━━━━━ INPUT RECORDS ━━━━━

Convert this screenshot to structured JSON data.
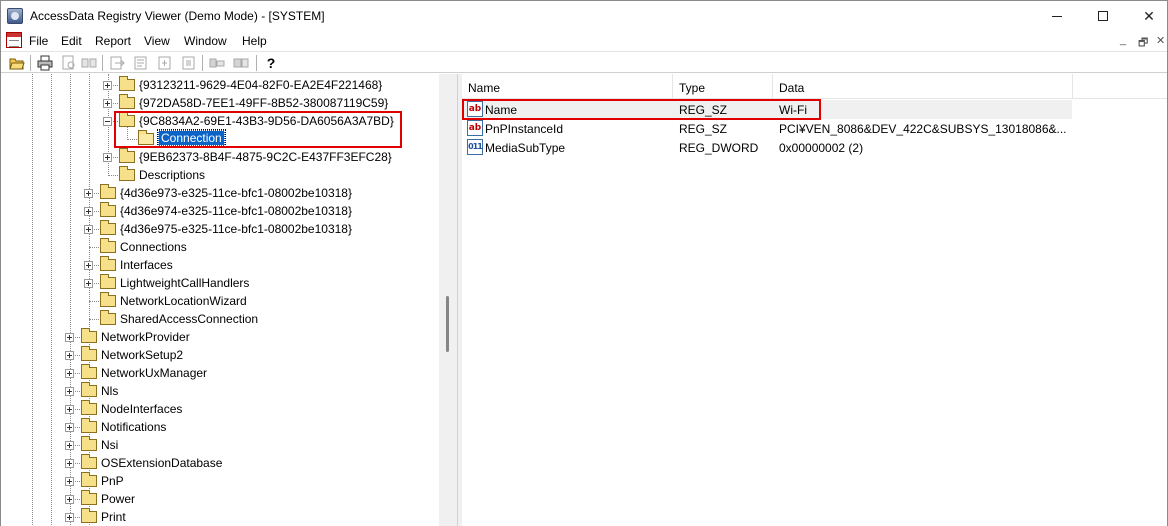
{
  "window": {
    "title": "AccessData Registry Viewer (Demo Mode) - [SYSTEM]",
    "minimize": "—",
    "maximize": "☐",
    "close": "✕"
  },
  "menu": {
    "items": [
      "File",
      "Edit",
      "Report",
      "View",
      "Window",
      "Help"
    ],
    "mdi_min": "_",
    "mdi_restore": "🗗",
    "mdi_close": "✕"
  },
  "toolbar": {
    "help": "?"
  },
  "tree": {
    "items": [
      {
        "label": "{93123211-9629-4E04-82F0-EA2E4F221468}",
        "level": 3,
        "expander": "plus"
      },
      {
        "label": "{972DA58D-7EE1-49FF-8B52-380087119C59}",
        "level": 3,
        "expander": "plus"
      },
      {
        "label": "{9C8834A2-69E1-43B3-9D56-DA6056A3A7BD}",
        "level": 3,
        "expander": "minus"
      },
      {
        "label": "Connection",
        "level": 4,
        "expander": "none",
        "selected": true
      },
      {
        "label": "{9EB62373-8B4F-4875-9C2C-E437FF3EFC28}",
        "level": 3,
        "expander": "plus"
      },
      {
        "label": "Descriptions",
        "level": 3,
        "expander": "none"
      },
      {
        "label": "{4d36e973-e325-11ce-bfc1-08002be10318}",
        "level": 2,
        "expander": "plus"
      },
      {
        "label": "{4d36e974-e325-11ce-bfc1-08002be10318}",
        "level": 2,
        "expander": "plus"
      },
      {
        "label": "{4d36e975-e325-11ce-bfc1-08002be10318}",
        "level": 2,
        "expander": "plus"
      },
      {
        "label": "Connections",
        "level": 2,
        "expander": "none"
      },
      {
        "label": "Interfaces",
        "level": 2,
        "expander": "plus"
      },
      {
        "label": "LightweightCallHandlers",
        "level": 2,
        "expander": "plus"
      },
      {
        "label": "NetworkLocationWizard",
        "level": 2,
        "expander": "none"
      },
      {
        "label": "SharedAccessConnection",
        "level": 2,
        "expander": "none"
      },
      {
        "label": "NetworkProvider",
        "level": 1,
        "expander": "plus"
      },
      {
        "label": "NetworkSetup2",
        "level": 1,
        "expander": "plus"
      },
      {
        "label": "NetworkUxManager",
        "level": 1,
        "expander": "plus"
      },
      {
        "label": "Nls",
        "level": 1,
        "expander": "plus"
      },
      {
        "label": "NodeInterfaces",
        "level": 1,
        "expander": "plus"
      },
      {
        "label": "Notifications",
        "level": 1,
        "expander": "plus"
      },
      {
        "label": "Nsi",
        "level": 1,
        "expander": "plus"
      },
      {
        "label": "OSExtensionDatabase",
        "level": 1,
        "expander": "plus"
      },
      {
        "label": "PnP",
        "level": 1,
        "expander": "plus"
      },
      {
        "label": "Power",
        "level": 1,
        "expander": "plus"
      },
      {
        "label": "Print",
        "level": 1,
        "expander": "plus"
      }
    ]
  },
  "list": {
    "columns": [
      "Name",
      "Type",
      "Data"
    ],
    "rows": [
      {
        "icon": "ab",
        "name": "Name",
        "type": "REG_SZ",
        "data": "Wi-Fi"
      },
      {
        "icon": "ab",
        "name": "PnPInstanceId",
        "type": "REG_SZ",
        "data": "PCI¥VEN_8086&DEV_422C&SUBSYS_13018086&..."
      },
      {
        "icon": "011",
        "name": "MediaSubType",
        "type": "REG_DWORD",
        "data": "0x00000002 (2)"
      }
    ]
  },
  "colors": {
    "highlight_box": "#e00000",
    "selection": "#0a64c8"
  }
}
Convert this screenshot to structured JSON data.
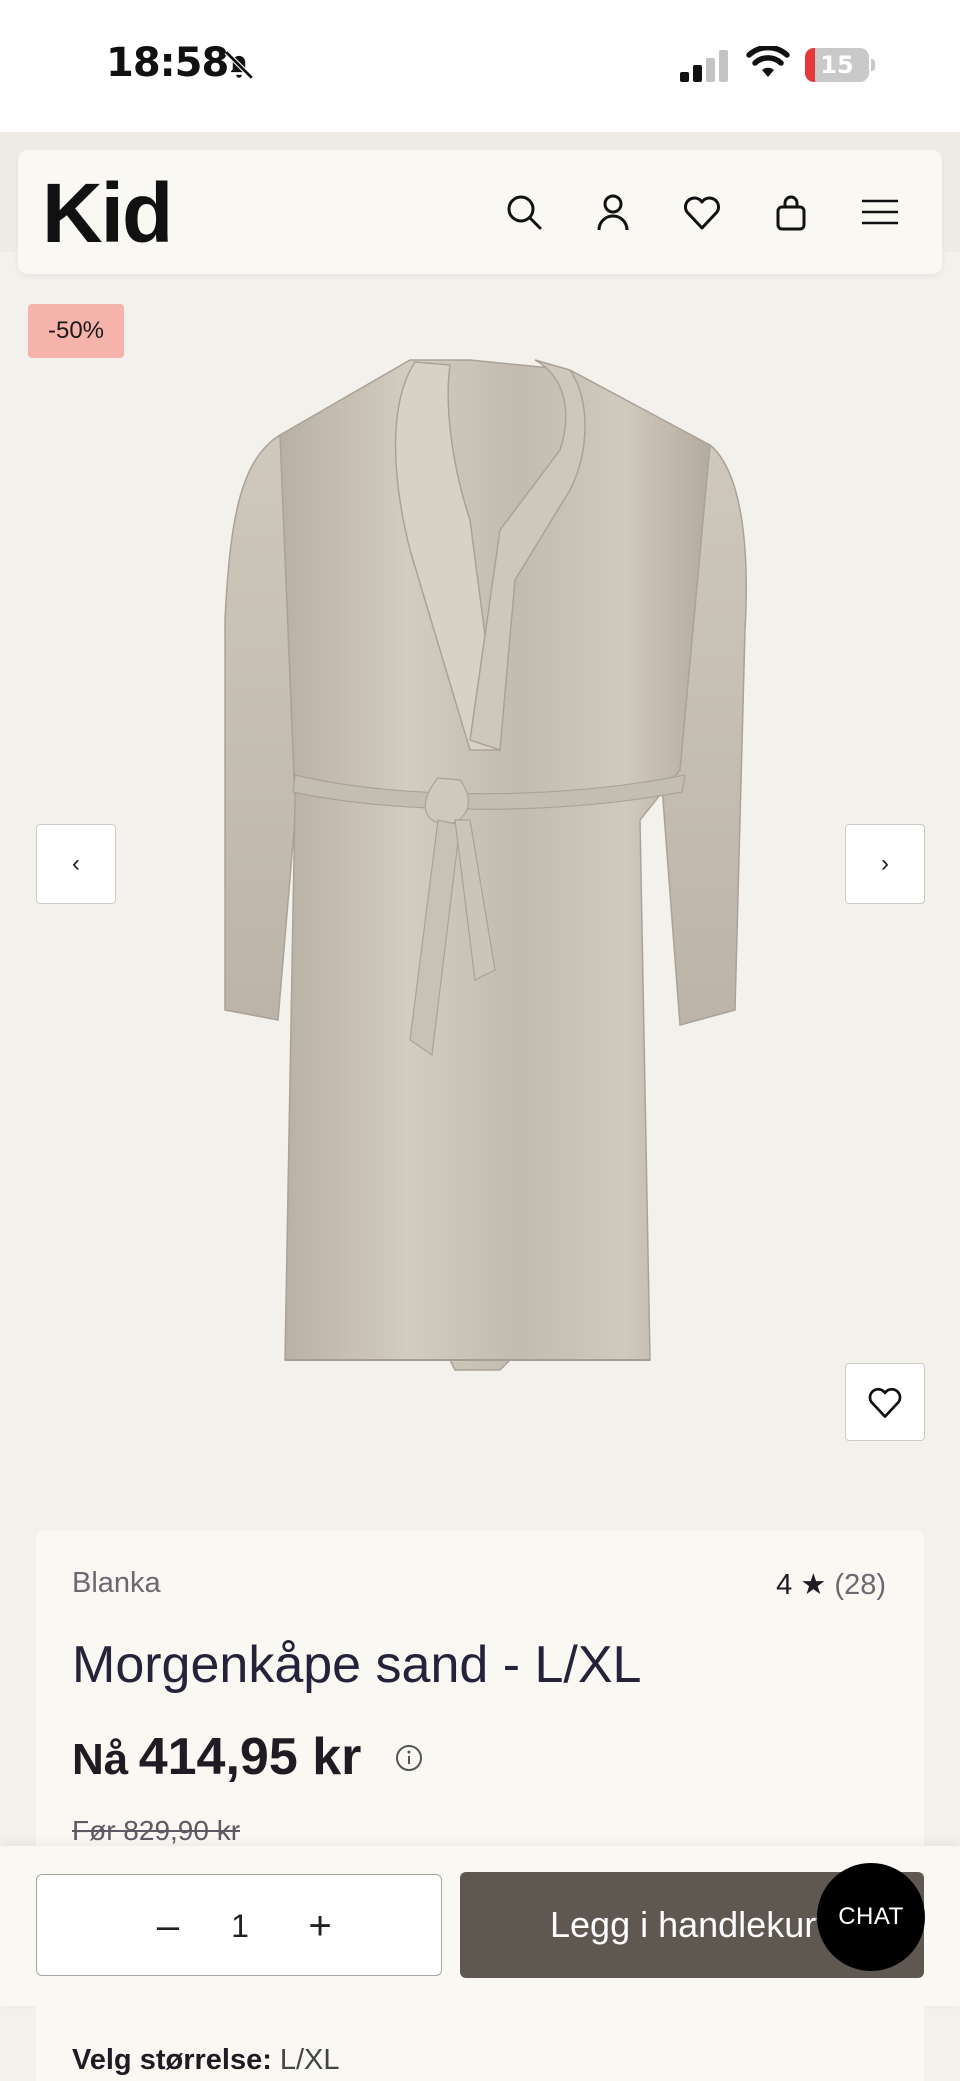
{
  "status_bar": {
    "time": "18:58",
    "battery_level": "15",
    "battery_fraction": 0.15,
    "icons": [
      "bell-off-icon",
      "cell-signal-icon",
      "wifi-icon",
      "battery-charging-icon"
    ]
  },
  "header": {
    "logo": "Kid",
    "icons": [
      "search-icon",
      "account-icon",
      "wishlist-icon",
      "cart-icon",
      "menu-icon"
    ]
  },
  "gallery": {
    "discount_badge": "-50%",
    "prev_label": "‹",
    "next_label": "›",
    "image_description_icon": "robe-product-image"
  },
  "product": {
    "brand": "Blanka",
    "rating_value": "4 ★",
    "rating_count": "(28)",
    "title": "Morgenkåpe sand - L/XL",
    "price_prefix": "Nå",
    "price": "414,95 kr",
    "old_price": "Før 829,90 kr"
  },
  "purchase": {
    "minus": "–",
    "quantity": "1",
    "plus": "+",
    "add_to_cart": "Legg i handlekurv"
  },
  "chat": {
    "label": "CHAT"
  },
  "size": {
    "label": "Velg størrelse:",
    "value": "L/XL"
  },
  "colors": {
    "page_bg": "#f3f1ec",
    "card_bg": "#faf8f3",
    "badge_bg": "#f6b3ab",
    "cta_bg": "#5f5851",
    "battery_red": "#e5383b"
  }
}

━━━━━

* AIM OF THE EXERCISE
Copy each line above precisely, dropping the pictures.

* RESULT OF THE EXERCISE
Convert this screenshot to structured JSON data.
{
  "window": {
    "title": "AccessData Registry Viewer (Demo Mode) - [SYSTEM]",
    "minimize": "—",
    "maximize": "☐",
    "close": "✕"
  },
  "menu": {
    "items": [
      "File",
      "Edit",
      "Report",
      "View",
      "Window",
      "Help"
    ],
    "mdi_min": "_",
    "mdi_restore": "🗗",
    "mdi_close": "✕"
  },
  "toolbar": {
    "help": "?"
  },
  "tree": {
    "items": [
      {
        "label": "{93123211-9629-4E04-82F0-EA2E4F221468}",
        "level": 3,
        "expander": "plus"
      },
      {
        "label": "{972DA58D-7EE1-49FF-8B52-380087119C59}",
        "level": 3,
        "expander": "plus"
      },
      {
        "label": "{9C8834A2-69E1-43B3-9D56-DA6056A3A7BD}",
        "level": 3,
        "expander": "minus"
      },
      {
        "label": "Connection",
        "level": 4,
        "expander": "none",
        "selected": true
      },
      {
        "label": "{9EB62373-8B4F-4875-9C2C-E437FF3EFC28}",
        "level": 3,
        "expander": "plus"
      },
      {
        "label": "Descriptions",
        "level": 3,
        "expander": "none"
      },
      {
        "label": "{4d36e973-e325-11ce-bfc1-08002be10318}",
        "level": 2,
        "expander": "plus"
      },
      {
        "label": "{4d36e974-e325-11ce-bfc1-08002be10318}",
        "level": 2,
        "expander": "plus"
      },
      {
        "label": "{4d36e975-e325-11ce-bfc1-08002be10318}",
        "level": 2,
        "expander": "plus"
      },
      {
        "label": "Connections",
        "level": 2,
        "expander": "none"
      },
      {
        "label": "Interfaces",
        "level": 2,
        "expander": "plus"
      },
      {
        "label": "LightweightCallHandlers",
        "level": 2,
        "expander": "plus"
      },
      {
        "label": "NetworkLocationWizard",
        "level": 2,
        "expander": "none"
      },
      {
        "label": "SharedAccessConnection",
        "level": 2,
        "expander": "none"
      },
      {
        "label": "NetworkProvider",
        "level": 1,
        "expander": "plus"
      },
      {
        "label": "NetworkSetup2",
        "level": 1,
        "expander": "plus"
      },
      {
        "label": "NetworkUxManager",
        "level": 1,
        "expander": "plus"
      },
      {
        "label": "Nls",
        "level": 1,
        "expander": "plus"
      },
      {
        "label": "NodeInterfaces",
        "level": 1,
        "expander": "plus"
      },
      {
        "label": "Notifications",
        "level": 1,
        "expander": "plus"
      },
      {
        "label": "Nsi",
        "level": 1,
        "expander": "plus"
      },
      {
        "label": "OSExtensionDatabase",
        "level": 1,
        "expander": "plus"
      },
      {
        "label": "PnP",
        "level": 1,
        "expander": "plus"
      },
      {
        "label": "Power",
        "level": 1,
        "expander": "plus"
      },
      {
        "label": "Print",
        "level": 1,
        "expander": "plus"
      }
    ]
  },
  "list": {
    "columns": [
      "Name",
      "Type",
      "Data"
    ],
    "rows": [
      {
        "icon": "ab",
        "name": "Name",
        "type": "REG_SZ",
        "data": "Wi-Fi"
      },
      {
        "icon": "ab",
        "name": "PnPInstanceId",
        "type": "REG_SZ",
        "data": "PCI¥VEN_8086&DEV_422C&SUBSYS_13018086&..."
      },
      {
        "icon": "011",
        "name": "MediaSubType",
        "type": "REG_DWORD",
        "data": "0x00000002 (2)"
      }
    ]
  },
  "colors": {
    "highlight_box": "#e00000",
    "selection": "#0a64c8"
  }
}
Convert this screenshot to structured JSON data.
{
  "status_bar": {
    "time": "18:58",
    "battery_level": "15",
    "battery_fraction": 0.15,
    "icons": [
      "bell-off-icon",
      "cell-signal-icon",
      "wifi-icon",
      "battery-charging-icon"
    ]
  },
  "header": {
    "logo": "Kid",
    "icons": [
      "search-icon",
      "account-icon",
      "wishlist-icon",
      "cart-icon",
      "menu-icon"
    ]
  },
  "gallery": {
    "discount_badge": "-50%",
    "prev_label": "‹",
    "next_label": "›",
    "image_description_icon": "robe-product-image"
  },
  "product": {
    "brand": "Blanka",
    "rating_value": "4 ★",
    "rating_count": "(28)",
    "title": "Morgenkåpe sand - L/XL",
    "price_prefix": "Nå",
    "price": "414,95 kr",
    "old_price": "Før 829,90 kr"
  },
  "purchase": {
    "minus": "–",
    "quantity": "1",
    "plus": "+",
    "add_to_cart": "Legg i handlekurv"
  },
  "chat": {
    "label": "CHAT"
  },
  "size": {
    "label": "Velg størrelse:",
    "value": "L/XL"
  },
  "colors": {
    "page_bg": "#f3f1ec",
    "card_bg": "#faf8f3",
    "badge_bg": "#f6b3ab",
    "cta_bg": "#5f5851",
    "battery_red": "#e5383b"
  }
}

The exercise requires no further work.